> _PROBLEM DESCRIPTION_: Retype the records that come next, word for word.

======== DATASET ENTRIES

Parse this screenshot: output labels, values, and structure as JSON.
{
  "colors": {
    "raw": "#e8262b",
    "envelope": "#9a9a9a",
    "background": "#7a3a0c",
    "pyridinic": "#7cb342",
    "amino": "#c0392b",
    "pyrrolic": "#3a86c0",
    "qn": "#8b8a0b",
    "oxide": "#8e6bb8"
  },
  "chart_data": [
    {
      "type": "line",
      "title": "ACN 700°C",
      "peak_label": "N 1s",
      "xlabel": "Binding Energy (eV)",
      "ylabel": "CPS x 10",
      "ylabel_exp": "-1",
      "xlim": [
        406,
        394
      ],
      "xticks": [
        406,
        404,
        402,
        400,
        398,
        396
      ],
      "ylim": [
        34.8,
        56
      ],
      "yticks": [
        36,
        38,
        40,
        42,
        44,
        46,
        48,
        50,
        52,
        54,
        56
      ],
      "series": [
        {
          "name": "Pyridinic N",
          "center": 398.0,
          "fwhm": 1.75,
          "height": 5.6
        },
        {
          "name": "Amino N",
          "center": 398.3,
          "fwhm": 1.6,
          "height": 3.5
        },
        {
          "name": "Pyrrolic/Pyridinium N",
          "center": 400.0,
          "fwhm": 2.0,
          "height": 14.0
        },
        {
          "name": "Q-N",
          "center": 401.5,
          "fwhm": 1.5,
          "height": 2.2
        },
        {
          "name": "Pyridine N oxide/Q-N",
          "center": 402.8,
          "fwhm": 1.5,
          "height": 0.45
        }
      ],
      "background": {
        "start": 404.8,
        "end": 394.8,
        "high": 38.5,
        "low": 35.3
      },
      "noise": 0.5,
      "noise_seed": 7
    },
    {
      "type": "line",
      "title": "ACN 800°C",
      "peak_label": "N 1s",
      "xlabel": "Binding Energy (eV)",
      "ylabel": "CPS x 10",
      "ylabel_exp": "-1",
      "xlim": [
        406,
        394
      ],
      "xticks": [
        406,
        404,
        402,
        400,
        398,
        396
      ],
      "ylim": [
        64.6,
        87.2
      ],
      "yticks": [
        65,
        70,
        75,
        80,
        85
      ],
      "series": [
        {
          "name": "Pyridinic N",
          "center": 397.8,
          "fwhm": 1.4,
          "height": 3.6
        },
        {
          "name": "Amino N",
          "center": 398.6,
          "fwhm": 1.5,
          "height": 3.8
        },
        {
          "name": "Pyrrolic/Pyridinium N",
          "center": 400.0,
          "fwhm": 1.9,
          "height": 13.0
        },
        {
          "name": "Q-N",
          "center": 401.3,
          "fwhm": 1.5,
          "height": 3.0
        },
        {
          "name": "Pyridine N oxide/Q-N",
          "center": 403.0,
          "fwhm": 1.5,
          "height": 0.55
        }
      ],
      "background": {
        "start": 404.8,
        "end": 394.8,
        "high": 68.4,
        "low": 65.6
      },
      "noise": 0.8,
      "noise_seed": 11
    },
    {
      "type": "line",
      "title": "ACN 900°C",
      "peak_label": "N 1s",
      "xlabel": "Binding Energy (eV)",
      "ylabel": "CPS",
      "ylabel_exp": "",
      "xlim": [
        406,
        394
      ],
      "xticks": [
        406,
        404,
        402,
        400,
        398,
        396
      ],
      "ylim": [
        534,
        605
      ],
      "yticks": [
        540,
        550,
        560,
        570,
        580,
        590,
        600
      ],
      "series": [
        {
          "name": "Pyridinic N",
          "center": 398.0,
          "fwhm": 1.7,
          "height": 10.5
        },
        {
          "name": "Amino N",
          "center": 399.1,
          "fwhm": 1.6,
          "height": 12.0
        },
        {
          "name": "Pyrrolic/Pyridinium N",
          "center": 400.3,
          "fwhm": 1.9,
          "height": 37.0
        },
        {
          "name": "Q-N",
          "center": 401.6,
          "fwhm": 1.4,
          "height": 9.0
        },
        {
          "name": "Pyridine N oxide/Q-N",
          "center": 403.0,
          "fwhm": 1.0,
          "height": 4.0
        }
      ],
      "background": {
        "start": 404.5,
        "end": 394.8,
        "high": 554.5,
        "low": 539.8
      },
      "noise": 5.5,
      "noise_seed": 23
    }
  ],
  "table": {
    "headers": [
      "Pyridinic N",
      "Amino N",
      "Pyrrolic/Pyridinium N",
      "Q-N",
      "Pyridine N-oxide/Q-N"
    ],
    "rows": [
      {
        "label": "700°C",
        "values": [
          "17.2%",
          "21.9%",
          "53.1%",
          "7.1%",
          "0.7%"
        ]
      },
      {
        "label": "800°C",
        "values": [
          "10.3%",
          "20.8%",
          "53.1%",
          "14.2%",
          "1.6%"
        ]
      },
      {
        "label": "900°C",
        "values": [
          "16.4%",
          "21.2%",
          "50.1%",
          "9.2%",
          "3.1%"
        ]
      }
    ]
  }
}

================

> _PROBLEM SOLUTION_:
Parse this screenshot: output labels, values, and structure as JSON.
{
  "colors": {
    "raw": "#e8262b",
    "envelope": "#9a9a9a",
    "background": "#7a3a0c",
    "pyridinic": "#7cb342",
    "amino": "#c0392b",
    "pyrrolic": "#3a86c0",
    "qn": "#8b8a0b",
    "oxide": "#8e6bb8"
  },
  "chart_data": [
    {
      "type": "line",
      "title": "ACN 700°C",
      "peak_label": "N 1s",
      "xlabel": "Binding Energy (eV)",
      "ylabel": "CPS x 10",
      "ylabel_exp": "-1",
      "xlim": [
        406,
        394
      ],
      "xticks": [
        406,
        404,
        402,
        400,
        398,
        396
      ],
      "ylim": [
        34.8,
        56
      ],
      "yticks": [
        36,
        38,
        40,
        42,
        44,
        46,
        48,
        50,
        52,
        54,
        56
      ],
      "series": [
        {
          "name": "Pyridinic N",
          "center": 398.0,
          "fwhm": 1.75,
          "height": 5.6
        },
        {
          "name": "Amino N",
          "center": 398.3,
          "fwhm": 1.6,
          "height": 3.5
        },
        {
          "name": "Pyrrolic/Pyridinium N",
          "center": 400.0,
          "fwhm": 2.0,
          "height": 14.0
        },
        {
          "name": "Q-N",
          "center": 401.5,
          "fwhm": 1.5,
          "height": 2.2
        },
        {
          "name": "Pyridine N oxide/Q-N",
          "center": 402.8,
          "fwhm": 1.5,
          "height": 0.45
        }
      ],
      "background": {
        "start": 404.8,
        "end": 394.8,
        "high": 38.5,
        "low": 35.3
      },
      "noise": 0.5,
      "noise_seed": 7
    },
    {
      "type": "line",
      "title": "ACN 800°C",
      "peak_label": "N 1s",
      "xlabel": "Binding Energy (eV)",
      "ylabel": "CPS x 10",
      "ylabel_exp": "-1",
      "xlim": [
        406,
        394
      ],
      "xticks": [
        406,
        404,
        402,
        400,
        398,
        396
      ],
      "ylim": [
        64.6,
        87.2
      ],
      "yticks": [
        65,
        70,
        75,
        80,
        85
      ],
      "series": [
        {
          "name": "Pyridinic N",
          "center": 397.8,
          "fwhm": 1.4,
          "height": 3.6
        },
        {
          "name": "Amino N",
          "center": 398.6,
          "fwhm": 1.5,
          "height": 3.8
        },
        {
          "name": "Pyrrolic/Pyridinium N",
          "center": 400.0,
          "fwhm": 1.9,
          "height": 13.0
        },
        {
          "name": "Q-N",
          "center": 401.3,
          "fwhm": 1.5,
          "height": 3.0
        },
        {
          "name": "Pyridine N oxide/Q-N",
          "center": 403.0,
          "fwhm": 1.5,
          "height": 0.55
        }
      ],
      "background": {
        "start": 404.8,
        "end": 394.8,
        "high": 68.4,
        "low": 65.6
      },
      "noise": 0.8,
      "noise_seed": 11
    },
    {
      "type": "line",
      "title": "ACN 900°C",
      "peak_label": "N 1s",
      "xlabel": "Binding Energy (eV)",
      "ylabel": "CPS",
      "ylabel_exp": "",
      "xlim": [
        406,
        394
      ],
      "xticks": [
        406,
        404,
        402,
        400,
        398,
        396
      ],
      "ylim": [
        534,
        605
      ],
      "yticks": [
        540,
        550,
        560,
        570,
        580,
        590,
        600
      ],
      "series": [
        {
          "name": "Pyridinic N",
          "center": 398.0,
          "fwhm": 1.7,
          "height": 10.5
        },
        {
          "name": "Amino N",
          "center": 399.1,
          "fwhm": 1.6,
          "height": 12.0
        },
        {
          "name": "Pyrrolic/Pyridinium N",
          "center": 400.3,
          "fwhm": 1.9,
          "height": 37.0
        },
        {
          "name": "Q-N",
          "center": 401.6,
          "fwhm": 1.4,
          "height": 9.0
        },
        {
          "name": "Pyridine N oxide/Q-N",
          "center": 403.0,
          "fwhm": 1.0,
          "height": 4.0
        }
      ],
      "background": {
        "start": 404.5,
        "end": 394.8,
        "high": 554.5,
        "low": 539.8
      },
      "noise": 5.5,
      "noise_seed": 23
    }
  ],
  "table": {
    "headers": [
      "Pyridinic N",
      "Amino N",
      "Pyrrolic/Pyridinium N",
      "Q-N",
      "Pyridine N-oxide/Q-N"
    ],
    "rows": [
      {
        "label": "700°C",
        "values": [
          "17.2%",
          "21.9%",
          "53.1%",
          "7.1%",
          "0.7%"
        ]
      },
      {
        "label": "800°C",
        "values": [
          "10.3%",
          "20.8%",
          "53.1%",
          "14.2%",
          "1.6%"
        ]
      },
      {
        "label": "900°C",
        "values": [
          "16.4%",
          "21.2%",
          "50.1%",
          "9.2%",
          "3.1%"
        ]
      }
    ]
  }
}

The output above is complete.